## Exercise aim
Retype, exactly as written, every line from the one containing "Convert this screenshot" through the last line of the records below, both included; skip the pictures.

>> Begin Given entries

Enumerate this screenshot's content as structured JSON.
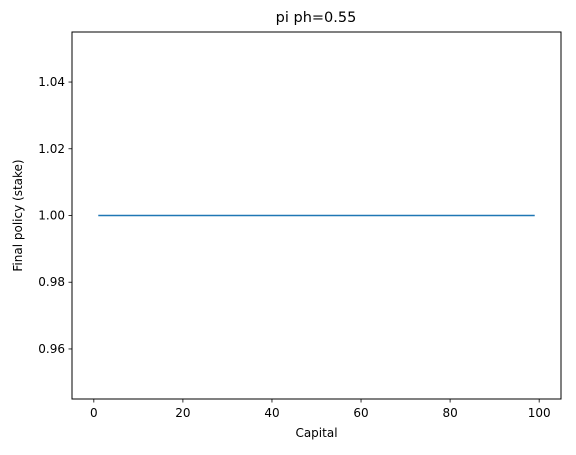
{
  "chart_data": {
    "type": "line",
    "title": "pi ph=0.55",
    "xlabel": "Capital",
    "ylabel": "Final policy (stake)",
    "xlim": [
      -4.9,
      104.9
    ],
    "ylim": [
      0.945,
      1.055
    ],
    "xticks": [
      0,
      20,
      40,
      60,
      80,
      100
    ],
    "xtick_labels": [
      "0",
      "20",
      "40",
      "60",
      "80",
      "100"
    ],
    "yticks": [
      0.96,
      0.98,
      1.0,
      1.02,
      1.04
    ],
    "ytick_labels": [
      "0.96",
      "0.98",
      "1.00",
      "1.02",
      "1.04"
    ],
    "grid": false,
    "series": [
      {
        "color": "#1f77b4",
        "x": [
          1,
          99
        ],
        "y": [
          1.0,
          1.0
        ]
      }
    ]
  }
}
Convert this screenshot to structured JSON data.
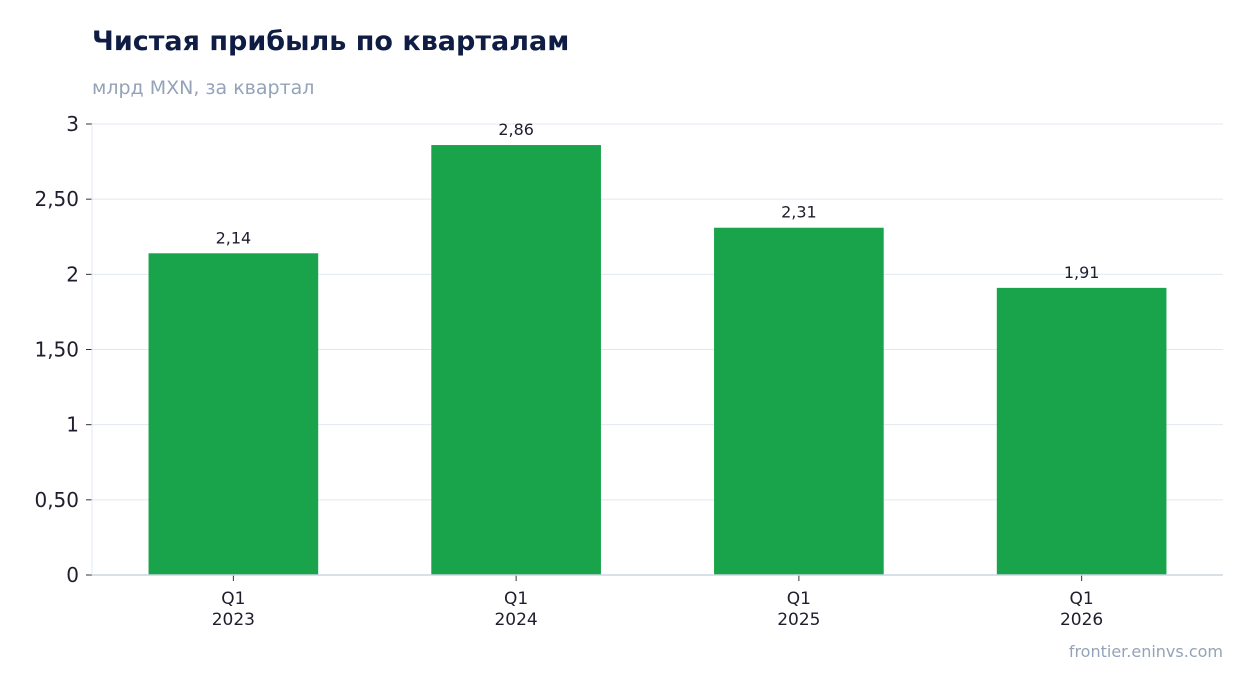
{
  "header": {
    "title": "Чистая прибыль по кварталам",
    "subtitle": "млрд MXN, за квартал"
  },
  "footer": {
    "source": "frontier.eninvs.com"
  },
  "chart_data": {
    "type": "bar",
    "title": "Чистая прибыль по кварталам",
    "subtitle": "млрд MXN, за квартал",
    "categories": [
      {
        "line1": "Q1",
        "line2": "2023"
      },
      {
        "line1": "Q1",
        "line2": "2024"
      },
      {
        "line1": "Q1",
        "line2": "2025"
      },
      {
        "line1": "Q1",
        "line2": "2026"
      }
    ],
    "values": [
      2.14,
      2.86,
      2.31,
      1.91
    ],
    "value_labels": [
      "2,14",
      "2,86",
      "2,31",
      "1,91"
    ],
    "yticks": [
      0,
      0.5,
      1,
      1.5,
      2,
      2.5,
      3
    ],
    "ytick_labels": [
      "0",
      "0,50",
      "1",
      "1,50",
      "2",
      "2,50",
      "3"
    ],
    "ylim": [
      0,
      3
    ],
    "grid": true,
    "colors": {
      "bar": "#19a34a",
      "grid": "#e2e8f0",
      "axis": "#cbd5e1"
    }
  }
}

>> End Given entries

## Answer for this exercise
Convert this screenshot to structured JSON data.
{
  "header": {
    "title": "Чистая прибыль по кварталам",
    "subtitle": "млрд MXN, за квартал"
  },
  "footer": {
    "source": "frontier.eninvs.com"
  },
  "chart_data": {
    "type": "bar",
    "title": "Чистая прибыль по кварталам",
    "subtitle": "млрд MXN, за квартал",
    "categories": [
      {
        "line1": "Q1",
        "line2": "2023"
      },
      {
        "line1": "Q1",
        "line2": "2024"
      },
      {
        "line1": "Q1",
        "line2": "2025"
      },
      {
        "line1": "Q1",
        "line2": "2026"
      }
    ],
    "values": [
      2.14,
      2.86,
      2.31,
      1.91
    ],
    "value_labels": [
      "2,14",
      "2,86",
      "2,31",
      "1,91"
    ],
    "yticks": [
      0,
      0.5,
      1,
      1.5,
      2,
      2.5,
      3
    ],
    "ytick_labels": [
      "0",
      "0,50",
      "1",
      "1,50",
      "2",
      "2,50",
      "3"
    ],
    "ylim": [
      0,
      3
    ],
    "grid": true,
    "colors": {
      "bar": "#19a34a",
      "grid": "#e2e8f0",
      "axis": "#cbd5e1"
    }
  }
}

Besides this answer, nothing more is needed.